_WHAT IS BEING ASKED_
Select all lines with the string "издания" in them, and copy those lines.

Stored records
──────────────────────────────

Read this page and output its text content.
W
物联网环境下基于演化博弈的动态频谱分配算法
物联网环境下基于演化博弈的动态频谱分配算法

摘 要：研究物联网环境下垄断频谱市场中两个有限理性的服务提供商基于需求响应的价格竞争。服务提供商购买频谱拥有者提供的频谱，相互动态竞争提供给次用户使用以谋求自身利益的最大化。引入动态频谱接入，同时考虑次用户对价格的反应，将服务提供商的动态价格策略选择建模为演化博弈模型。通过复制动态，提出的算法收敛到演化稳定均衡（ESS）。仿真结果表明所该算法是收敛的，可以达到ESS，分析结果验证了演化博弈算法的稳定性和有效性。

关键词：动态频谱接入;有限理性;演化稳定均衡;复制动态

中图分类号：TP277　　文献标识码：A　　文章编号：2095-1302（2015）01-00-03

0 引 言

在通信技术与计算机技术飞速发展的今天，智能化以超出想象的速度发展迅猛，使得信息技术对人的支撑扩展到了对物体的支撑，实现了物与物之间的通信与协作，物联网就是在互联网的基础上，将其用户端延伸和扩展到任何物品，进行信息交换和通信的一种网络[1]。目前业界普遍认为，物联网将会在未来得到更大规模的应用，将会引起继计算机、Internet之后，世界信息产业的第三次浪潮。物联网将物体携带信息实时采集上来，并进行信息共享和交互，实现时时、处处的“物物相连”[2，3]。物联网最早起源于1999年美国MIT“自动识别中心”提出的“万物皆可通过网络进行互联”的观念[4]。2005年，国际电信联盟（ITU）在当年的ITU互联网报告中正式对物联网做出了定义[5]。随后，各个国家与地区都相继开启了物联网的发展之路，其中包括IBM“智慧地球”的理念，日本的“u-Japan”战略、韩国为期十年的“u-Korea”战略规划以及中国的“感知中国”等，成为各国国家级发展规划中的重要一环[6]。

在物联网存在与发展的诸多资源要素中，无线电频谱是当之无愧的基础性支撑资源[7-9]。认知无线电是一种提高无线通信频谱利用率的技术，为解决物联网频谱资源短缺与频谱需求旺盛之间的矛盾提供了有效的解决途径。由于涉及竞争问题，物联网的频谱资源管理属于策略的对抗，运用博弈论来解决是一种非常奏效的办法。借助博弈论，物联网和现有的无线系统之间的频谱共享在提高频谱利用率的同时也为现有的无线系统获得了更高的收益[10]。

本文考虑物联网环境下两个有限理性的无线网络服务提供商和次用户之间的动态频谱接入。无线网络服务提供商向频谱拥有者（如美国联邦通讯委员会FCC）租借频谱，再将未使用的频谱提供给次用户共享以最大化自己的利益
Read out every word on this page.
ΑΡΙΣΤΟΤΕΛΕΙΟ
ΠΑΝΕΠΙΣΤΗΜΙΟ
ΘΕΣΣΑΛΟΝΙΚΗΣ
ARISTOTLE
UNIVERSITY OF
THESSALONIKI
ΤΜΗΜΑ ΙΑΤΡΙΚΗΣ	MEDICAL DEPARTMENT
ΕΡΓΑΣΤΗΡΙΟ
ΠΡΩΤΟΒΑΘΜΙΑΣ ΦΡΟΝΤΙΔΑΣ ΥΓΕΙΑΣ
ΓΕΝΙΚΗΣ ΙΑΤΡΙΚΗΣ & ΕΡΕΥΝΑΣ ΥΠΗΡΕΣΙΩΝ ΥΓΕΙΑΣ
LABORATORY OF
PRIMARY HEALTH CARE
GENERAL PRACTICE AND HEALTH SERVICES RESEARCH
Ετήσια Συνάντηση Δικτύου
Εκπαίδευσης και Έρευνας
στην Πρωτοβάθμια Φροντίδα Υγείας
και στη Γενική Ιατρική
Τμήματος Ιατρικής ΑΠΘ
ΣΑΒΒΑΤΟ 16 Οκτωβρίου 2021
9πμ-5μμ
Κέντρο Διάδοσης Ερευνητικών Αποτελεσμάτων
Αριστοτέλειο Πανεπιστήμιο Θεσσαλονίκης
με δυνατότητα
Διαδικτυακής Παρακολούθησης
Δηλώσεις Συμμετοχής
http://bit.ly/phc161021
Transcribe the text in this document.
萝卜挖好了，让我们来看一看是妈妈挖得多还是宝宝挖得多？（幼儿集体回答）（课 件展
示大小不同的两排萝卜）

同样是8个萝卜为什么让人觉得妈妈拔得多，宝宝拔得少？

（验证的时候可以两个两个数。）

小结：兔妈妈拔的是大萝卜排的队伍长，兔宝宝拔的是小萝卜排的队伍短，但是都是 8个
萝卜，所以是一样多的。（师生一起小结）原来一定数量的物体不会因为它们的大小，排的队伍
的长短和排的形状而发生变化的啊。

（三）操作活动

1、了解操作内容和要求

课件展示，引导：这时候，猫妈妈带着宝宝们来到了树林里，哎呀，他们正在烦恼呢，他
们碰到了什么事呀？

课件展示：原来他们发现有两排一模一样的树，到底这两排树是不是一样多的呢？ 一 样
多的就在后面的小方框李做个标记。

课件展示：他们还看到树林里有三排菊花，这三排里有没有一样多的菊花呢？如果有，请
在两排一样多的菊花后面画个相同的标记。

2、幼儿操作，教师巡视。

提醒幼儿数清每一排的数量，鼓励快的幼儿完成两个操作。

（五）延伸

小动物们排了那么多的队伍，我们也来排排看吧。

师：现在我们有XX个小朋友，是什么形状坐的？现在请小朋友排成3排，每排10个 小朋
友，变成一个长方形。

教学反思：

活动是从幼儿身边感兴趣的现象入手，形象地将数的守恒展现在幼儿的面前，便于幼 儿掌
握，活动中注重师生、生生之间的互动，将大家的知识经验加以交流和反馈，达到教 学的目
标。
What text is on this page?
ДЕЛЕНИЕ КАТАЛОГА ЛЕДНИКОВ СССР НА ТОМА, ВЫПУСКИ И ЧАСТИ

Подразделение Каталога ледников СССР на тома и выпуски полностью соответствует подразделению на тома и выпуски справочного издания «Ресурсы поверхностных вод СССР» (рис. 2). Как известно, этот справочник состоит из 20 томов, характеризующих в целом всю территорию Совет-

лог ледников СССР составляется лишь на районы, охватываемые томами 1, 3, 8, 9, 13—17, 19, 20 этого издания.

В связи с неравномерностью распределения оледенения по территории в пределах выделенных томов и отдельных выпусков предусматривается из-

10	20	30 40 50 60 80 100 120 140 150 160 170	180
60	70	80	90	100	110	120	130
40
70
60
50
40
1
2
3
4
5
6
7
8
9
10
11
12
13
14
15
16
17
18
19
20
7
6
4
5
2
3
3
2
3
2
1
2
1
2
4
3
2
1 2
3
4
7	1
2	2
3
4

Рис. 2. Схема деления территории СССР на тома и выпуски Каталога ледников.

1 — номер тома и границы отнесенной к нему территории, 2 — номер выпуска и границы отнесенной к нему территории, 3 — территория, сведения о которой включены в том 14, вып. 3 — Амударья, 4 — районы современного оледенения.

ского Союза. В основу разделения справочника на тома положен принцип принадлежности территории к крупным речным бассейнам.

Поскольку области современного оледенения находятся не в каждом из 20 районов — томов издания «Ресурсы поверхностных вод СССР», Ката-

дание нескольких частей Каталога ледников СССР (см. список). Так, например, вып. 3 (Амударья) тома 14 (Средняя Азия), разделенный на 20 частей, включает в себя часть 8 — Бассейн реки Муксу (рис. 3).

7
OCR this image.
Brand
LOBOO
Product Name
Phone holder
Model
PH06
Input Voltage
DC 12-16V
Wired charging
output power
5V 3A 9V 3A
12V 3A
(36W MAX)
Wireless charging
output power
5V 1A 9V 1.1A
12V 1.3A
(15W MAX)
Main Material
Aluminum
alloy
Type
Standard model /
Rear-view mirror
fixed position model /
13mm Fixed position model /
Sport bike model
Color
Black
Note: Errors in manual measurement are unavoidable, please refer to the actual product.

──────────────────────────────

_THE RESULT_
Подразделение Каталога ледников СССР на тома и выпуски полностью соответствует подразделению на тома и выпуски справочного издания «Ресурсы поверхностных вод СССР» (рис. 2). Как известно, этот справочник состоит из 20 томов, характеризующих в целом всю территорию Совет-
лог ледников СССР составляется лишь на районы, охватываемые томами 1, 3, 8, 9, 13—17, 19, 20 этого издания.
Поскольку области современного оледенения находятся не в каждом из 20 районов — томов издания «Ресурсы поверхностных вод СССР», Ката-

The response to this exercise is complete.